====== Extracted information

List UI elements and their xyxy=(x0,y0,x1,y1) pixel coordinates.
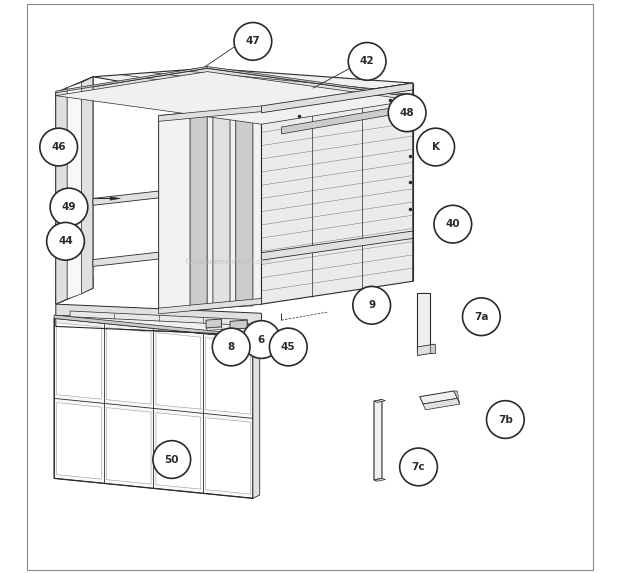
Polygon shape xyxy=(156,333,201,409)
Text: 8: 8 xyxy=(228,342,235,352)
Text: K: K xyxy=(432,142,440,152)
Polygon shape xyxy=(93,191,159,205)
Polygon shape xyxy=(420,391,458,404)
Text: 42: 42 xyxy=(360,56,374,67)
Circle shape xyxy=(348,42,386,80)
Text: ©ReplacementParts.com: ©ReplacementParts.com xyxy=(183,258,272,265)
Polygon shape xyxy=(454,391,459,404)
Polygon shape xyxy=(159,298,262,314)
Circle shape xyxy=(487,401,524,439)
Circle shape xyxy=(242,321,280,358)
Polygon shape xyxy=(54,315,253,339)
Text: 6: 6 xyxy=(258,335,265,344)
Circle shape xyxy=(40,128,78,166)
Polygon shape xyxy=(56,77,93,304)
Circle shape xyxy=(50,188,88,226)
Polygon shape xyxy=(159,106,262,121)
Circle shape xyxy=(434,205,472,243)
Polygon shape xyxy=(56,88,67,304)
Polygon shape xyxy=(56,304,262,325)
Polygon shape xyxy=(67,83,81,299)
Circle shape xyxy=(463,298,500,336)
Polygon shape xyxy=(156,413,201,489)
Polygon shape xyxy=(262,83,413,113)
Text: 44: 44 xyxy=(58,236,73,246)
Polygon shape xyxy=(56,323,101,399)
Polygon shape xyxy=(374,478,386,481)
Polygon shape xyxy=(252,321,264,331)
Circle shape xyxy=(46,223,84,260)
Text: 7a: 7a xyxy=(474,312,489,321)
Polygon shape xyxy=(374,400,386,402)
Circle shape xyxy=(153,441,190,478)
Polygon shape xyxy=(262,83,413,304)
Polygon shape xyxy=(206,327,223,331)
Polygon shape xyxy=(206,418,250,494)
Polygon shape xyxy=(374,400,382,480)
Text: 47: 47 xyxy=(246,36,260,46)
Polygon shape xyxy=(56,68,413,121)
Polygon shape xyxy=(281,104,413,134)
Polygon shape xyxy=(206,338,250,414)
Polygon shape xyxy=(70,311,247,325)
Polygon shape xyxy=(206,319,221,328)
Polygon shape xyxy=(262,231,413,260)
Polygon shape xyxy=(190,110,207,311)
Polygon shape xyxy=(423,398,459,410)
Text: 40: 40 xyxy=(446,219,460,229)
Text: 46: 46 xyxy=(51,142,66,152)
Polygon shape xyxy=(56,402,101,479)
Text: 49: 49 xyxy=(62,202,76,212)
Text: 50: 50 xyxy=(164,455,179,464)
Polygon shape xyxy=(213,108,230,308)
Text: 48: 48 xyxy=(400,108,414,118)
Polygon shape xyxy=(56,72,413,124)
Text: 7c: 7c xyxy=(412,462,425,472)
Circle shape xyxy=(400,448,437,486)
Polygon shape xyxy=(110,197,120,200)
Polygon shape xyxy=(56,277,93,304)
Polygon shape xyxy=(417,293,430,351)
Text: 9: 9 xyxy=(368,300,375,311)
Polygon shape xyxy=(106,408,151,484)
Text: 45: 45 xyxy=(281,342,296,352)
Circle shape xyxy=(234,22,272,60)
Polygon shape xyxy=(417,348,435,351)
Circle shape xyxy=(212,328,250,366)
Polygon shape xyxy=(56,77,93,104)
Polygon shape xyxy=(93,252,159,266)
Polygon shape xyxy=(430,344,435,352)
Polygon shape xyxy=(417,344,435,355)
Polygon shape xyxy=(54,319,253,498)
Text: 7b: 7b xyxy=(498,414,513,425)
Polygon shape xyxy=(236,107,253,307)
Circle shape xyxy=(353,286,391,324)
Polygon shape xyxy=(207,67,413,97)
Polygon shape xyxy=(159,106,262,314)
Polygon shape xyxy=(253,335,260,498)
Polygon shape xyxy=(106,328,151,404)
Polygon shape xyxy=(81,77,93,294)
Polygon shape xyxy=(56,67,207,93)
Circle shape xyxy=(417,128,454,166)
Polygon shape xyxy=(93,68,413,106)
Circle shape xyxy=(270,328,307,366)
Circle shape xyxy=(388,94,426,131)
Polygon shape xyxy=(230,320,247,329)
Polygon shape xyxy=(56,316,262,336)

============
====== Extracted information

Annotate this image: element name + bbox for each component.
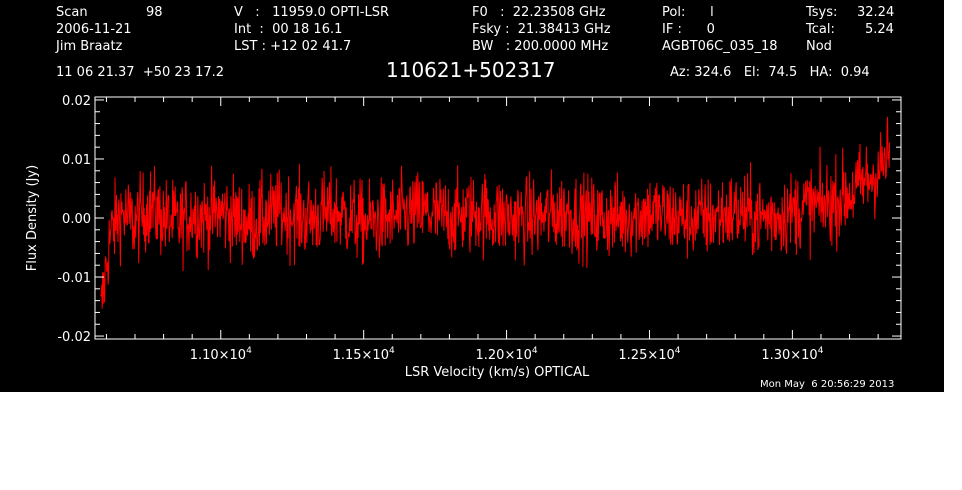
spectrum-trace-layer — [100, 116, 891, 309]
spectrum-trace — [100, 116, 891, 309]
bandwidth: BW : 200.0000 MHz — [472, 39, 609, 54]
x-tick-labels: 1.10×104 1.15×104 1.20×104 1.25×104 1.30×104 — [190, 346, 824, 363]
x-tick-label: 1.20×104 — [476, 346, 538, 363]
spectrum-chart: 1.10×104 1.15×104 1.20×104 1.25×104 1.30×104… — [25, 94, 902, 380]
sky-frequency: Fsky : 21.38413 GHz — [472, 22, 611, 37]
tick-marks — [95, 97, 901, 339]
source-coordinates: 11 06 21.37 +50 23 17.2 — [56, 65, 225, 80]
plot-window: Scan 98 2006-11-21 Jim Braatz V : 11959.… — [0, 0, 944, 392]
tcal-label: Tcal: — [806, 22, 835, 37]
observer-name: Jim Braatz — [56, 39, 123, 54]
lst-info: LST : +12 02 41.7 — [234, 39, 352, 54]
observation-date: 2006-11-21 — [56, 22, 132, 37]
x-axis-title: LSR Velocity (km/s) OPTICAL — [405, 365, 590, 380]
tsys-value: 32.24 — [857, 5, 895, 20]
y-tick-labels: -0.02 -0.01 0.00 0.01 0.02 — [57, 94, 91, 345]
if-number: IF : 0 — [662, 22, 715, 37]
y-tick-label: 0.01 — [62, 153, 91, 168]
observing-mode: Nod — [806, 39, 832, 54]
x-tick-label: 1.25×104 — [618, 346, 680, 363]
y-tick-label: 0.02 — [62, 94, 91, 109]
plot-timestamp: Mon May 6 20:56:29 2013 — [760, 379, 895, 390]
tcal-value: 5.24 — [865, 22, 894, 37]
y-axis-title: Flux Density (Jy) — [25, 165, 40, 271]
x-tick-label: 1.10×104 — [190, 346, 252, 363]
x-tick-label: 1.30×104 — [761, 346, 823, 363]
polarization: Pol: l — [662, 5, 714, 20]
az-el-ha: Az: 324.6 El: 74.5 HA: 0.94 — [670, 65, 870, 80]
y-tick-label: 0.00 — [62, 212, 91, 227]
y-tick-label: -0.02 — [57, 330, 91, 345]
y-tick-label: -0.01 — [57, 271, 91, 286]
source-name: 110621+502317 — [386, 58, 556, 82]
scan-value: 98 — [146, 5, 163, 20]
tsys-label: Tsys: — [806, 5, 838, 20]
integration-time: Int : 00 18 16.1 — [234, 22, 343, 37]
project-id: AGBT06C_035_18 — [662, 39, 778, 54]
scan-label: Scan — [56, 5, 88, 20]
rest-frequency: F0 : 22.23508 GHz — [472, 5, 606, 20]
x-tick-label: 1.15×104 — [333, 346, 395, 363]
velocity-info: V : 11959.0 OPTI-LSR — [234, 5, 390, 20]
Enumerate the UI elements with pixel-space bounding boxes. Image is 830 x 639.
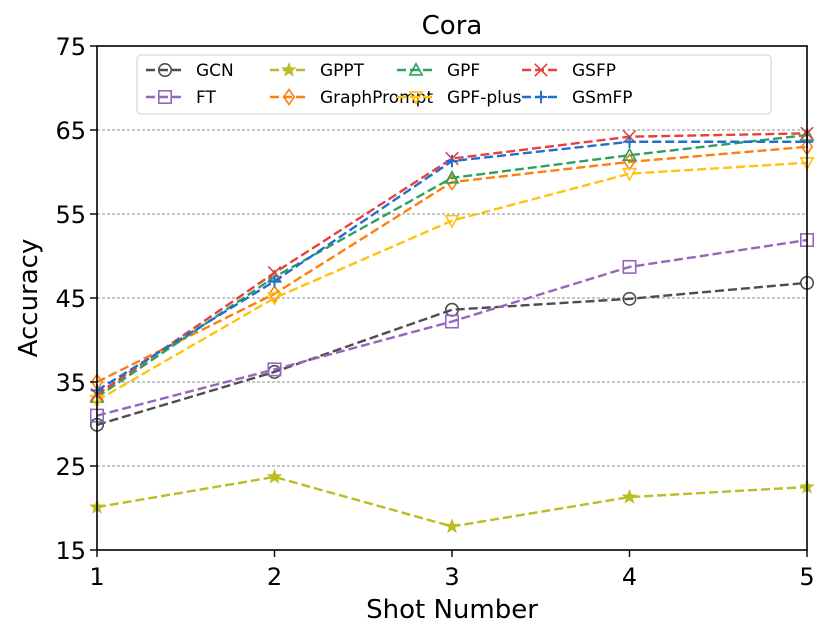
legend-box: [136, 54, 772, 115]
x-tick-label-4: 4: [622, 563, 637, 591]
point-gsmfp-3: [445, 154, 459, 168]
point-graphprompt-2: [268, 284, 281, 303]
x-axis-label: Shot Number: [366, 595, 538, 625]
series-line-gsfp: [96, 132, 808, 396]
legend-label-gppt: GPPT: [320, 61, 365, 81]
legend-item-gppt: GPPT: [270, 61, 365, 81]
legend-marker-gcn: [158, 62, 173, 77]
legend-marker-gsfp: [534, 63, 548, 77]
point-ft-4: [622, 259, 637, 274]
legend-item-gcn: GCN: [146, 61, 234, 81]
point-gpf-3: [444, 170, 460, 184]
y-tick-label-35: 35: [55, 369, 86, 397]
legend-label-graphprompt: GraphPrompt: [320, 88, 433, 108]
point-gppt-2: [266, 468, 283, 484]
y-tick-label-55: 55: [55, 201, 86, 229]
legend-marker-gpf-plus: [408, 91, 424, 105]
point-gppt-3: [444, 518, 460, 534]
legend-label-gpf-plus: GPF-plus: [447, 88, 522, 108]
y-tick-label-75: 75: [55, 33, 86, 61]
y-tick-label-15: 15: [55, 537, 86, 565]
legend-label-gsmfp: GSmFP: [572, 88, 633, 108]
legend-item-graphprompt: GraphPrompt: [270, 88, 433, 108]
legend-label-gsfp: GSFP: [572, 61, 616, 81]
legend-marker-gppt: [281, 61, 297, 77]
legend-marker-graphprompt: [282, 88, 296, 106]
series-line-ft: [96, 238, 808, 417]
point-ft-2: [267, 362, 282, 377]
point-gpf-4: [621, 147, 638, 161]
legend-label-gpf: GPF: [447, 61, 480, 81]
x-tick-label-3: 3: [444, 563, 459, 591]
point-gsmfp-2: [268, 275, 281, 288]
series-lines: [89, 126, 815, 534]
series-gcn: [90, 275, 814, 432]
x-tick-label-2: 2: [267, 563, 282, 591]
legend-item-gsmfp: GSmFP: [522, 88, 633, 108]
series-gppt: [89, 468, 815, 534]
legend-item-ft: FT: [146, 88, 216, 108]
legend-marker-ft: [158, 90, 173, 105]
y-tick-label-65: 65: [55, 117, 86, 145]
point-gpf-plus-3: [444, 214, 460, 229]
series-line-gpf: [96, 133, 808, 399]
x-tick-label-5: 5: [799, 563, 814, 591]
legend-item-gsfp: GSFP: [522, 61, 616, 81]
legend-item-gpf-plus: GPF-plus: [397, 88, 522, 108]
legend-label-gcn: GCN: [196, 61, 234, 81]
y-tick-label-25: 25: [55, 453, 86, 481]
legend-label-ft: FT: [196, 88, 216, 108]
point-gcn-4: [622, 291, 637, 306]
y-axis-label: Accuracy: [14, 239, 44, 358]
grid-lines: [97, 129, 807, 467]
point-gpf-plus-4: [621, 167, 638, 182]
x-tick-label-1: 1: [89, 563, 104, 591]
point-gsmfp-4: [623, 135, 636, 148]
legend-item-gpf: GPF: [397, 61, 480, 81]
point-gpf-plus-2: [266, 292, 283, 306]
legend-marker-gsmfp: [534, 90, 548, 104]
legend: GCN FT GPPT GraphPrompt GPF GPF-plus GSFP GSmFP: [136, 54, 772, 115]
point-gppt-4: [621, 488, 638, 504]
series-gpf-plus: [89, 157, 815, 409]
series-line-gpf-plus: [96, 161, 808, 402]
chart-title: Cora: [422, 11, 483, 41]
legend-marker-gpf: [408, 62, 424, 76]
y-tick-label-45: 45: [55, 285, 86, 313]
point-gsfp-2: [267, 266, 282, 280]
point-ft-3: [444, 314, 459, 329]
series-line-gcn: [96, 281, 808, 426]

============

What to do:
Could you print, character for character, every line of the data from the one holding "legend-box: [136, 54, 772, 115]" through the one holding "point-gppt-2: [266, 468, 283, 484]", with both of those lines included?

Full response:
legend-box: [136, 54, 772, 115]
x-tick-label-4: 4: [622, 563, 637, 591]
point-gsmfp-3: [445, 154, 459, 168]
point-graphprompt-2: [268, 284, 281, 303]
x-axis-label: Shot Number: [366, 595, 538, 625]
series-line-gsfp: [96, 132, 808, 396]
legend-label-gppt: GPPT: [320, 61, 365, 81]
legend-item-gppt: GPPT: [270, 61, 365, 81]
legend-marker-gcn: [158, 62, 173, 77]
legend-marker-gsfp: [534, 63, 548, 77]
point-ft-4: [622, 259, 637, 274]
legend-item-gcn: GCN: [146, 61, 234, 81]
point-gpf-3: [444, 170, 460, 184]
y-tick-label-35: 35: [55, 369, 86, 397]
legend-label-graphprompt: GraphPrompt: [320, 88, 433, 108]
point-gppt-2: [266, 468, 283, 484]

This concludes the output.